(Raw records)
----
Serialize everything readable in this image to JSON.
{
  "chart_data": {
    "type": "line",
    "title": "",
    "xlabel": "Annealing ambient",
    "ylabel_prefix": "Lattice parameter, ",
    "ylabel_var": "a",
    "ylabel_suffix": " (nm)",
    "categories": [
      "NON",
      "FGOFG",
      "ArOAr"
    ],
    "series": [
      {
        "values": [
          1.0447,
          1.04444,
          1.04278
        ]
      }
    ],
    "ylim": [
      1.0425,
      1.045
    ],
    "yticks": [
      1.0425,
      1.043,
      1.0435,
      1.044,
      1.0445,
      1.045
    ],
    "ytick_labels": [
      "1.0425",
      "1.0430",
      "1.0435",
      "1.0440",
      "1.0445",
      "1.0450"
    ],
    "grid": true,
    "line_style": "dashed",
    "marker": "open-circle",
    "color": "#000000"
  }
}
----
== WORK REQUIRED ==
Each line of the material must be restated exactly.

== FULL RESPONSE ==
Serialize everything readable in this image to JSON.
{
  "chart_data": {
    "type": "line",
    "title": "",
    "xlabel": "Annealing ambient",
    "ylabel_prefix": "Lattice parameter, ",
    "ylabel_var": "a",
    "ylabel_suffix": " (nm)",
    "categories": [
      "NON",
      "FGOFG",
      "ArOAr"
    ],
    "series": [
      {
        "values": [
          1.0447,
          1.04444,
          1.04278
        ]
      }
    ],
    "ylim": [
      1.0425,
      1.045
    ],
    "yticks": [
      1.0425,
      1.043,
      1.0435,
      1.044,
      1.0445,
      1.045
    ],
    "ytick_labels": [
      "1.0425",
      "1.0430",
      "1.0435",
      "1.0440",
      "1.0445",
      "1.0450"
    ],
    "grid": true,
    "line_style": "dashed",
    "marker": "open-circle",
    "color": "#000000"
  }
}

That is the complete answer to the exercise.